Exercise aim: Would you repeat the listing exactly but omit every picture?

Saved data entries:

-- start --

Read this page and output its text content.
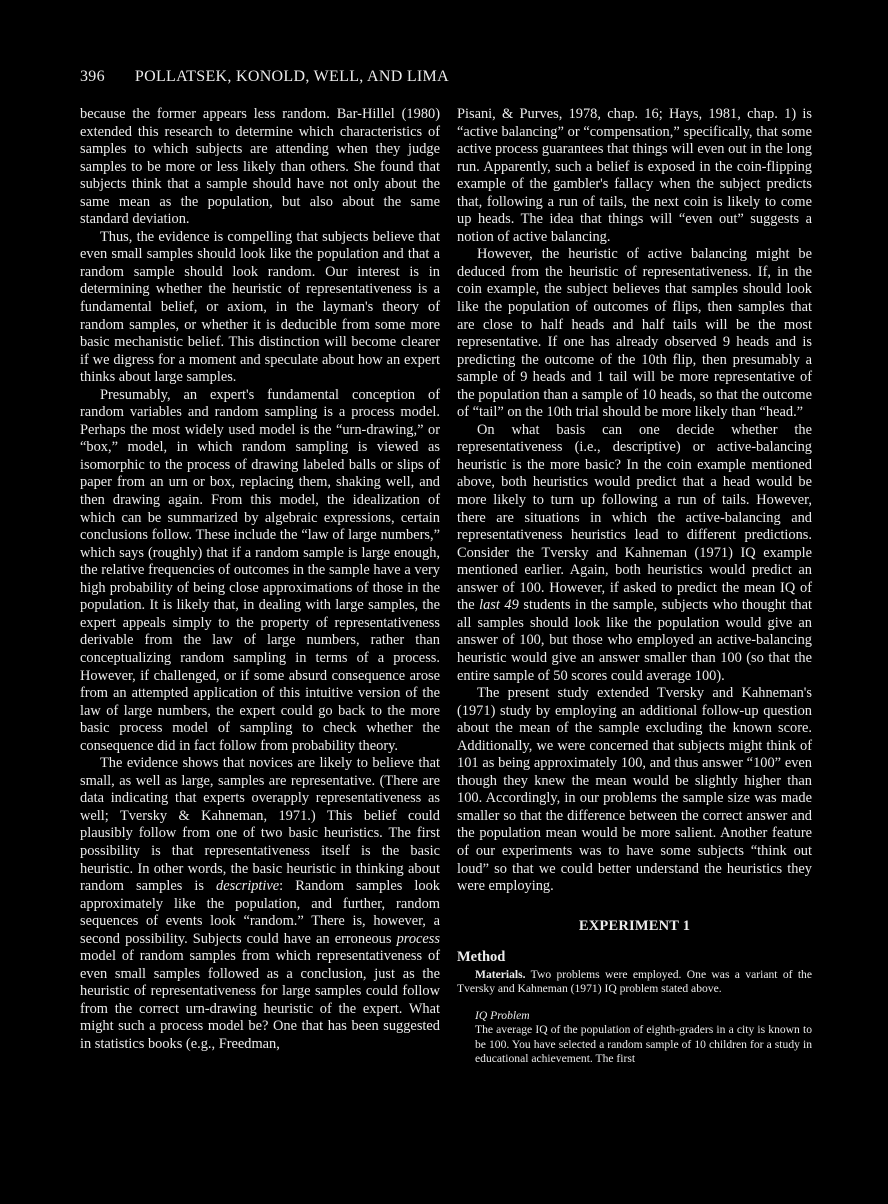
396 POLLATSEK, KONOLD, WELL, AND LIMA

because the former appears less random. Bar-Hillel (1980) extended this research to determine which characteristics of samples to which subjects are attending when they judge samples to be more or less likely than others. She found that subjects think that a sample should have not only about the same mean as the population, but also about the same standard deviation.

Thus, the evidence is compelling that subjects believe that even small samples should look like the population and that a random sample should look random. Our interest is in determining whether the heuristic of representativeness is a fundamental belief, or axiom, in the layman's theory of random samples, or whether it is deducible from some more basic mechanistic belief. This distinction will become clearer if we digress for a moment and speculate about how an expert thinks about large samples.

Presumably, an expert's fundamental conception of random variables and random sampling is a process model. Perhaps the most widely used model is the “urn-drawing,” or “box,” model, in which random sampling is viewed as isomorphic to the process of drawing labeled balls or slips of paper from an urn or box, replacing them, shaking well, and then drawing again. From this model, the idealization of which can be summarized by algebraic expressions, certain conclusions follow. These include the “law of large numbers,” which says (roughly) that if a random sample is large enough, the relative frequencies of outcomes in the sample have a very high probability of being close approximations of those in the population. It is likely that, in dealing with large samples, the expert appeals simply to the property of representativeness derivable from the law of large numbers, rather than conceptualizing random sampling in terms of a process. However, if challenged, or if some absurd consequence arose from an attempted application of this intuitive version of the law of large numbers, the expert could go back to the more basic process model of sampling to check whether the consequence did in fact follow from probability theory.

The evidence shows that novices are likely to believe that small, as well as large, samples are representative. (There are data indicating that experts overapply representativeness as well; Tversky & Kahneman, 1971.) This belief could plausibly follow from one of two basic heuristics. The first possibility is that representativeness itself is the basic heuristic. In other words, the basic heuristic in thinking about random samples is descriptive: Random samples look approximately like the population, and further, random sequences of events look “random.” There is, however, a second possibility. Subjects could have an erroneous process model of random samples from which representativeness of even small samples followed as a conclusion, just as the heuristic of representativeness for large samples could follow from the correct urn-drawing heuristic of the expert. What might such a process model be? One that has been suggested in statistics books (e.g., Freedman,

Pisani, & Purves, 1978, chap. 16; Hays, 1981, chap. 1) is “active balancing” or “compensation,” specifically, that some active process guarantees that things will even out in the long run. Apparently, such a belief is exposed in the coin-flipping example of the gambler's fallacy when the subject predicts that, following a run of tails, the next coin is likely to come up heads. The idea that things will “even out” suggests a notion of active balancing.

However, the heuristic of active balancing might be deduced from the heuristic of representativeness. If, in the coin example, the subject believes that samples should look like the population of outcomes of flips, then samples that are close to half heads and half tails will be the most representative. If one has already observed 9 heads and is predicting the outcome of the 10th flip, then presumably a sample of 9 heads and 1 tail will be more representative of the population than a sample of 10 heads, so that the outcome of “tail” on the 10th trial should be more likely than “head.”

On what basis can one decide whether the representativeness (i.e., descriptive) or active-balancing heuristic is the more basic? In the coin example mentioned above, both heuristics would predict that a head would be more likely to turn up following a run of tails. However, there are situations in which the active-balancing and representativeness heuristics lead to different predictions. Consider the Tversky and Kahneman (1971) IQ example mentioned earlier. Again, both heuristics would predict an answer of 100. However, if asked to predict the mean IQ of the last 49 students in the sample, subjects who thought that all samples should look like the population would give an answer of 100, but those who employed an active-balancing heuristic would give an answer smaller than 100 (so that the entire sample of 50 scores could average 100).

The present study extended Tversky and Kahneman's (1971) study by employing an additional follow-up question about the mean of the sample excluding the known score. Additionally, we were concerned that subjects might think of 101 as being approximately 100, and thus answer “100” even though they knew the mean would be slightly higher than 100. Accordingly, in our problems the sample size was made smaller so that the difference between the correct answer and the population mean would be more salient. Another feature of our experiments was to have some subjects “think out loud” so that we could better understand the heuristics they were employing.

EXPERIMENT 1
Method

Materials. Two problems were employed. One was a variant of the Tversky and Kahneman (1971) IQ problem stated above.

IQ Problem

The average IQ of the population of eighth-graders in a city is known to be 100. You have selected a random sample of 10 children for a study in educational achievement. The first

-- end --

The reply:
Read this page and output its text content.
396 POLLATSEK, KONOLD, WELL, AND LIMA

because the former appears less random. Bar-Hillel (1980) extended this research to determine which characteristics of samples to which subjects are attending when they judge samples to be more or less likely than others. She found that subjects think that a sample should have not only about the same mean as the population, but also about the same standard deviation.

Thus, the evidence is compelling that subjects believe that even small samples should look like the population and that a random sample should look random. Our interest is in determining whether the heuristic of representativeness is a fundamental belief, or axiom, in the layman's theory of random samples, or whether it is deducible from some more basic mechanistic belief. This distinction will become clearer if we digress for a moment and speculate about how an expert thinks about large samples.

Presumably, an expert's fundamental conception of random variables and random sampling is a process model. Perhaps the most widely used model is the “urn-drawing,” or “box,” model, in which random sampling is viewed as isomorphic to the process of drawing labeled balls or slips of paper from an urn or box, replacing them, shaking well, and then drawing again. From this model, the idealization of which can be summarized by algebraic expressions, certain conclusions follow. These include the “law of large numbers,” which says (roughly) that if a random sample is large enough, the relative frequencies of outcomes in the sample have a very high probability of being close approximations of those in the population. It is likely that, in dealing with large samples, the expert appeals simply to the property of representativeness derivable from the law of large numbers, rather than conceptualizing random sampling in terms of a process. However, if challenged, or if some absurd consequence arose from an attempted application of this intuitive version of the law of large numbers, the expert could go back to the more basic process model of sampling to check whether the consequence did in fact follow from probability theory.

The evidence shows that novices are likely to believe that small, as well as large, samples are representative. (There are data indicating that experts overapply representativeness as well; Tversky & Kahneman, 1971.) This belief could plausibly follow from one of two basic heuristics. The first possibility is that representativeness itself is the basic heuristic. In other words, the basic heuristic in thinking about random samples is descriptive: Random samples look approximately like the population, and further, random sequences of events look “random.” There is, however, a second possibility. Subjects could have an erroneous process model of random samples from which representativeness of even small samples followed as a conclusion, just as the heuristic of representativeness for large samples could follow from the correct urn-drawing heuristic of the expert. What might such a process model be? One that has been suggested in statistics books (e.g., Freedman,

Pisani, & Purves, 1978, chap. 16; Hays, 1981, chap. 1) is “active balancing” or “compensation,” specifically, that some active process guarantees that things will even out in the long run. Apparently, such a belief is exposed in the coin-flipping example of the gambler's fallacy when the subject predicts that, following a run of tails, the next coin is likely to come up heads. The idea that things will “even out” suggests a notion of active balancing.

However, the heuristic of active balancing might be deduced from the heuristic of representativeness. If, in the coin example, the subject believes that samples should look like the population of outcomes of flips, then samples that are close to half heads and half tails will be the most representative. If one has already observed 9 heads and is predicting the outcome of the 10th flip, then presumably a sample of 9 heads and 1 tail will be more representative of the population than a sample of 10 heads, so that the outcome of “tail” on the 10th trial should be more likely than “head.”

On what basis can one decide whether the representativeness (i.e., descriptive) or active-balancing heuristic is the more basic? In the coin example mentioned above, both heuristics would predict that a head would be more likely to turn up following a run of tails. However, there are situations in which the active-balancing and representativeness heuristics lead to different predictions. Consider the Tversky and Kahneman (1971) IQ example mentioned earlier. Again, both heuristics would predict an answer of 100. However, if asked to predict the mean IQ of the last 49 students in the sample, subjects who thought that all samples should look like the population would give an answer of 100, but those who employed an active-balancing heuristic would give an answer smaller than 100 (so that the entire sample of 50 scores could average 100).

The present study extended Tversky and Kahneman's (1971) study by employing an additional follow-up question about the mean of the sample excluding the known score. Additionally, we were concerned that subjects might think of 101 as being approximately 100, and thus answer “100” even though they knew the mean would be slightly higher than 100. Accordingly, in our problems the sample size was made smaller so that the difference between the correct answer and the population mean would be more salient. Another feature of our experiments was to have some subjects “think out loud” so that we could better understand the heuristics they were employing.

EXPERIMENT 1
Method

Materials. Two problems were employed. One was a variant of the Tversky and Kahneman (1971) IQ problem stated above.

IQ Problem

The average IQ of the population of eighth-graders in a city is known to be 100. You have selected a random sample of 10 children for a study in educational achievement. The first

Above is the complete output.